» **Dataset items**:
══════════════════════════════

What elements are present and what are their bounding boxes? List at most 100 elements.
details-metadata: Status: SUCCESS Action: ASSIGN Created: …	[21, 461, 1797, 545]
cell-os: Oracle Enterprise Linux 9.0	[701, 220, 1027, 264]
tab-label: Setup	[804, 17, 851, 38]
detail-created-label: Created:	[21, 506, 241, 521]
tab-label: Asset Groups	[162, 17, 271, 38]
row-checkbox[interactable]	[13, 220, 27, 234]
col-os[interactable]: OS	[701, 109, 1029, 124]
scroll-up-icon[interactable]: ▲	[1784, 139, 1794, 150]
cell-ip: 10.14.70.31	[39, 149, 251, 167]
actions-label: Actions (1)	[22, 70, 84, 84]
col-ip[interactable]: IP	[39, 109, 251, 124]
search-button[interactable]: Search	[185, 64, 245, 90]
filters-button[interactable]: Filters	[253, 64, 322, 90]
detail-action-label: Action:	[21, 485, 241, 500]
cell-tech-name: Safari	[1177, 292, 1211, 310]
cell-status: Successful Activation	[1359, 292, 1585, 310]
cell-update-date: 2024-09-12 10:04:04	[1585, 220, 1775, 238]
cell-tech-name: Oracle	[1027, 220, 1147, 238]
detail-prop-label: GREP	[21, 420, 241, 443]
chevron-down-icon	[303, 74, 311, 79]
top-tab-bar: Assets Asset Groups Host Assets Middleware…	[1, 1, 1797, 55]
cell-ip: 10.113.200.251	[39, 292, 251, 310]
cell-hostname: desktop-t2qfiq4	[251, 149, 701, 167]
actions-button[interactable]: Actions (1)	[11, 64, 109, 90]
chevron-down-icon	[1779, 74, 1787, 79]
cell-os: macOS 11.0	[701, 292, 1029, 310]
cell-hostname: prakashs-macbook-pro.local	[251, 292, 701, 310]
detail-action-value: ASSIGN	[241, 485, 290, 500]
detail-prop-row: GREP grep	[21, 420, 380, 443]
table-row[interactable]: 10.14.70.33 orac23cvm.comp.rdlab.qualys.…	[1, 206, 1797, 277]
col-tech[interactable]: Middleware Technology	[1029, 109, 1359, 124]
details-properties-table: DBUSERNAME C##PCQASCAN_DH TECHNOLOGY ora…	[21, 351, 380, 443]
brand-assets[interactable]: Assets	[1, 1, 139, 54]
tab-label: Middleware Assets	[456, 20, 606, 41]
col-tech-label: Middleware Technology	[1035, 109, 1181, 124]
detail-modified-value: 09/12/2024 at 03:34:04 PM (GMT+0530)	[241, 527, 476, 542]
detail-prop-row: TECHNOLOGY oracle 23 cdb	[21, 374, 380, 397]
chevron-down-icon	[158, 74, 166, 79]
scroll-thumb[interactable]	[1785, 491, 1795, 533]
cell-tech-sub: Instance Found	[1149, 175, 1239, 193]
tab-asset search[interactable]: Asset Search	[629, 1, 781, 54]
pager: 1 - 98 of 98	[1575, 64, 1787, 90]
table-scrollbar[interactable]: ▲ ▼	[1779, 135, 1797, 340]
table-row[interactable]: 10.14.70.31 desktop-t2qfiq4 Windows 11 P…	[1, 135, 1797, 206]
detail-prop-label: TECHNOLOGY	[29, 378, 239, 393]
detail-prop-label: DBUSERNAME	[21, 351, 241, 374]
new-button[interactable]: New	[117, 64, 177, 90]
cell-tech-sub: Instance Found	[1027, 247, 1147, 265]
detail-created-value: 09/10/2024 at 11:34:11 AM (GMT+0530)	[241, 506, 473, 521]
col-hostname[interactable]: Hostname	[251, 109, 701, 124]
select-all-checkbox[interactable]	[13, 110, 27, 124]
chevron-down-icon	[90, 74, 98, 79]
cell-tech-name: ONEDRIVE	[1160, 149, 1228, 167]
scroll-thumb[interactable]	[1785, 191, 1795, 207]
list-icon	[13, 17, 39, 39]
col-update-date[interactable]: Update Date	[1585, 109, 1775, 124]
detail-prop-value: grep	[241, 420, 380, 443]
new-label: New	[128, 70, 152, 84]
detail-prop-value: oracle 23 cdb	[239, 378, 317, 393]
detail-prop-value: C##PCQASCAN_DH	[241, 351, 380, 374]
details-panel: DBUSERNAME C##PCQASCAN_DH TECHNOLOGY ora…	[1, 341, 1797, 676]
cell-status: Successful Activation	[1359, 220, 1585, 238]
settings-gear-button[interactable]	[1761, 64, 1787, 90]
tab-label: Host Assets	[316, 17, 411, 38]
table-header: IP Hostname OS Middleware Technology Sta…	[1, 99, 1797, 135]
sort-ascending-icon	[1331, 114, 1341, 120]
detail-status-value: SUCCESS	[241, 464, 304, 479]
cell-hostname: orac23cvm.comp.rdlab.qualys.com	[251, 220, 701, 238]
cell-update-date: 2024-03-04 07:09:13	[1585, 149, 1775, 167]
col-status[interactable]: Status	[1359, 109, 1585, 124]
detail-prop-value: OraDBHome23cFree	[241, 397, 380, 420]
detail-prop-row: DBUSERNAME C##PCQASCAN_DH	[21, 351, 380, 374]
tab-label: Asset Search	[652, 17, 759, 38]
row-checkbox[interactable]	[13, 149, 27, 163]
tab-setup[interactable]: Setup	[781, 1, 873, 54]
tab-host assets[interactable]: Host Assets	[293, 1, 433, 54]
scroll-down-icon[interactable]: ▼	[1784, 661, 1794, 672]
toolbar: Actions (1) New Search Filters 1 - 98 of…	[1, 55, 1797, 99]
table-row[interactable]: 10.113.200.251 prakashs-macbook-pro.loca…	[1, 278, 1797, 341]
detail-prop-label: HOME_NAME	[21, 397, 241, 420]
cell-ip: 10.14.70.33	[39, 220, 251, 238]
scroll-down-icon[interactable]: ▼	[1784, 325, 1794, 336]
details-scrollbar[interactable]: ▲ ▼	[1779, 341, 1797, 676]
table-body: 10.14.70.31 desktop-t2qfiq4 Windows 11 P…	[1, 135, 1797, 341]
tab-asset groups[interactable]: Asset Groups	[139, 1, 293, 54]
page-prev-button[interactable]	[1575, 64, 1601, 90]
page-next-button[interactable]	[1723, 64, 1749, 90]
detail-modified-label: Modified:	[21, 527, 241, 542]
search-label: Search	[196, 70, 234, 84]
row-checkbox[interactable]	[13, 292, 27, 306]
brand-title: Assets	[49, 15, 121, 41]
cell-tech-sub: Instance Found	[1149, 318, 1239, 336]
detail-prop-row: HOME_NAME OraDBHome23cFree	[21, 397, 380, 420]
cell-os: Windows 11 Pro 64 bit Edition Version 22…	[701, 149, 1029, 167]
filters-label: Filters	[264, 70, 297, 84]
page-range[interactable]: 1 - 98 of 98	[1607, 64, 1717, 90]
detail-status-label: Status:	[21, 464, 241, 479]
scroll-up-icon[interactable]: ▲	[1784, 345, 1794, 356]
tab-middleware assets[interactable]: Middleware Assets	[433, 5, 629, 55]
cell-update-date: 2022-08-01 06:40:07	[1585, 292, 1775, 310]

══════════════════════════════

» **What the task requires**:
Output every line verbatim from the beginning of the rows through the line containing "17, 271, 38]", inclusive.

» **Answer for this exercise**:
What elements are present and what are their bounding boxes? List at most 100 elements.
details-metadata: Status: SUCCESS Action: ASSIGN Created: …	[21, 461, 1797, 545]
cell-os: Oracle Enterprise Linux 9.0	[701, 220, 1027, 264]
tab-label: Setup	[804, 17, 851, 38]
detail-created-label: Created:	[21, 506, 241, 521]
tab-label: Asset Groups	[162, 17, 271, 38]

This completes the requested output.